=== RAW DATA ===
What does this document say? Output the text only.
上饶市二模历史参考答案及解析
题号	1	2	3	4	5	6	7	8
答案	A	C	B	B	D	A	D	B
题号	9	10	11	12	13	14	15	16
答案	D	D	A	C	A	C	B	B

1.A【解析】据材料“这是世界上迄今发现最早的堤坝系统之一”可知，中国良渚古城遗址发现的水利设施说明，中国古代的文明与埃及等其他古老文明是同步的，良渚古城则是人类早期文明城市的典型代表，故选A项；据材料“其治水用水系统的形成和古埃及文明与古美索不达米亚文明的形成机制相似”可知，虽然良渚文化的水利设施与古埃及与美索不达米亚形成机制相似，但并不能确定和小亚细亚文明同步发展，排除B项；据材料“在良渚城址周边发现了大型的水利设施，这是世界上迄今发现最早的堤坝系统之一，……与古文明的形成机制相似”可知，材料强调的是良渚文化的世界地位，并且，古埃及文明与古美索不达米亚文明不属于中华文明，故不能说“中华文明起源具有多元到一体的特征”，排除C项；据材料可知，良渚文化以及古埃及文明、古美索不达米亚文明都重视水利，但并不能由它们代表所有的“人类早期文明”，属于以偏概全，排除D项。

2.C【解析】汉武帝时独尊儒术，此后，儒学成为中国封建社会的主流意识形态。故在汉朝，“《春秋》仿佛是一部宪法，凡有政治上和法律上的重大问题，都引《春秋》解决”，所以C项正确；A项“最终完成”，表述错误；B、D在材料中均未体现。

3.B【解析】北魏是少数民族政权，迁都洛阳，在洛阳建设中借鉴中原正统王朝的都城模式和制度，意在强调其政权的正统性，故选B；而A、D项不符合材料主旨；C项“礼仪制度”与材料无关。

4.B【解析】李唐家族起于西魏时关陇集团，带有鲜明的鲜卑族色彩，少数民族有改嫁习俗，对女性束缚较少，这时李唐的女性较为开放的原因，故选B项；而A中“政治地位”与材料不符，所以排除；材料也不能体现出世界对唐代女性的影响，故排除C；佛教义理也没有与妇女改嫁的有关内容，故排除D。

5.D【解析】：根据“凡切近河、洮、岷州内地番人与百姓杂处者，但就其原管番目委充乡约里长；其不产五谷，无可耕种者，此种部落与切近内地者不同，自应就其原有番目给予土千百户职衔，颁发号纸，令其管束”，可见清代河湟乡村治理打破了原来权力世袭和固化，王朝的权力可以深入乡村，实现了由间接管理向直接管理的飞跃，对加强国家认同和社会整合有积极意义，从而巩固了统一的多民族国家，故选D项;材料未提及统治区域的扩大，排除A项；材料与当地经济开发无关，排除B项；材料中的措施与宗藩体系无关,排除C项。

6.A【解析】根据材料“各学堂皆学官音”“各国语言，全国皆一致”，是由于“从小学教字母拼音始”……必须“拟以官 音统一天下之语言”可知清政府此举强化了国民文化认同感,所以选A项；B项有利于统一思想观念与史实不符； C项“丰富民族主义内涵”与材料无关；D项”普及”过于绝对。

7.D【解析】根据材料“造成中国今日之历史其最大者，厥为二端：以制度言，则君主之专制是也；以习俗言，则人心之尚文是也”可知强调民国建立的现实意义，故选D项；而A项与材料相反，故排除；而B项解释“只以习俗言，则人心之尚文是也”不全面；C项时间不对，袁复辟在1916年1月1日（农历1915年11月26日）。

=== SET PROBLEM ===
The records above should be restated word for word, please.

=== EXERCISE RESULT ===
What does this document say? Output the text only.
上饶市二模历史参考答案及解析
题号	1	2	3	4	5	6	7	8
答案	A	C	B	B	D	A	D	B
题号	9	10	11	12	13	14	15	16
答案	D	D	A	C	A	C	B	B

1.A【解析】据材料“这是世界上迄今发现最早的堤坝系统之一”可知，中国良渚古城遗址发现的水利设施说明，中国古代的文明与埃及等其他古老文明是同步的，良渚古城则是人类早期文明城市的典型代表，故选A项；据材料“其治水用水系统的形成和古埃及文明与古美索不达米亚文明的形成机制相似”可知，虽然良渚文化的水利设施与古埃及与美索不达米亚形成机制相似，但并不能确定和小亚细亚文明同步发展，排除B项；据材料“在良渚城址周边发现了大型的水利设施，这是世界上迄今发现最早的堤坝系统之一，……与古文明的形成机制相似”可知，材料强调的是良渚文化的世界地位，并且，古埃及文明与古美索不达米亚文明不属于中华文明，故不能说“中华文明起源具有多元到一体的特征”，排除C项；据材料可知，良渚文化以及古埃及文明、古美索不达米亚文明都重视水利，但并不能由它们代表所有的“人类早期文明”，属于以偏概全，排除D项。

2.C【解析】汉武帝时独尊儒术，此后，儒学成为中国封建社会的主流意识形态。故在汉朝，“《春秋》仿佛是一部宪法，凡有政治上和法律上的重大问题，都引《春秋》解决”，所以C项正确；A项“最终完成”，表述错误；B、D在材料中均未体现。

3.B【解析】北魏是少数民族政权，迁都洛阳，在洛阳建设中借鉴中原正统王朝的都城模式和制度，意在强调其政权的正统性，故选B；而A、D项不符合材料主旨；C项“礼仪制度”与材料无关。

4.B【解析】李唐家族起于西魏时关陇集团，带有鲜明的鲜卑族色彩，少数民族有改嫁习俗，对女性束缚较少，这时李唐的女性较为开放的原因，故选B项；而A中“政治地位”与材料不符，所以排除；材料也不能体现出世界对唐代女性的影响，故排除C；佛教义理也没有与妇女改嫁的有关内容，故排除D。

5.D【解析】：根据“凡切近河、洮、岷州内地番人与百姓杂处者，但就其原管番目委充乡约里长；其不产五谷，无可耕种者，此种部落与切近内地者不同，自应就其原有番目给予土千百户职衔，颁发号纸，令其管束”，可见清代河湟乡村治理打破了原来权力世袭和固化，王朝的权力可以深入乡村，实现了由间接管理向直接管理的飞跃，对加强国家认同和社会整合有积极意义，从而巩固了统一的多民族国家，故选D项;材料未提及统治区域的扩大，排除A项；材料与当地经济开发无关，排除B项；材料中的措施与宗藩体系无关,排除C项。

6.A【解析】根据材料“各学堂皆学官音”“各国语言，全国皆一致”，是由于“从小学教字母拼音始”……必须“拟以官 音统一天下之语言”可知清政府此举强化了国民文化认同感,所以选A项；B项有利于统一思想观念与史实不符； C项“丰富民族主义内涵”与材料无关；D项”普及”过于绝对。

7.D【解析】根据材料“造成中国今日之历史其最大者，厥为二端：以制度言，则君主之专制是也；以习俗言，则人心之尚文是也”可知强调民国建立的现实意义，故选D项；而A项与材料相反，故排除；而B项解释“只以习俗言，则人心之尚文是也”不全面；C项时间不对，袁复辟在1916年1月1日（农历1915年11月26日）。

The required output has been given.